### EXERCISE INSTRUCTIONS
What lines of the data include the string "icon"? Copy them all.

— Begin PROVIDED INFORMATION —

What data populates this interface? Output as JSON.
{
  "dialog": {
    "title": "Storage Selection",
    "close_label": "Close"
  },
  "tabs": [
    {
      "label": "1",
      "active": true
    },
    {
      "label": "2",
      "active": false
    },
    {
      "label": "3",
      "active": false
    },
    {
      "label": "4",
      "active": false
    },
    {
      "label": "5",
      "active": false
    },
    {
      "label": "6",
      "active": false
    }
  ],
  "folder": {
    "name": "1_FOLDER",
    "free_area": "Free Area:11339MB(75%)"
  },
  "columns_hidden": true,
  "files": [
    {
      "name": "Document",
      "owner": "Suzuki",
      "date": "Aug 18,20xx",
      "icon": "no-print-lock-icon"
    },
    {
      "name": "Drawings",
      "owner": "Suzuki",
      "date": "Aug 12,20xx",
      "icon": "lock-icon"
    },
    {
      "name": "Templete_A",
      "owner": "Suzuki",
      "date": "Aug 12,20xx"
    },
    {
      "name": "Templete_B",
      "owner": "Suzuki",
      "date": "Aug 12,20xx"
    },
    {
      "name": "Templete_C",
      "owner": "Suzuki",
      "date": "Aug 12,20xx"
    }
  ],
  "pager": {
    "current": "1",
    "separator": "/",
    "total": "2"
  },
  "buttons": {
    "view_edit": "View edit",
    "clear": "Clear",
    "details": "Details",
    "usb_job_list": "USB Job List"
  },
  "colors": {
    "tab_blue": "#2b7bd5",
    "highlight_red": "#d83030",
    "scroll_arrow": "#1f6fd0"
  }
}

— End PROVIDED INFORMATION —

### COMPLETED EXERCISE
      "icon": "no-print-lock-icon"
      "icon": "lock-icon"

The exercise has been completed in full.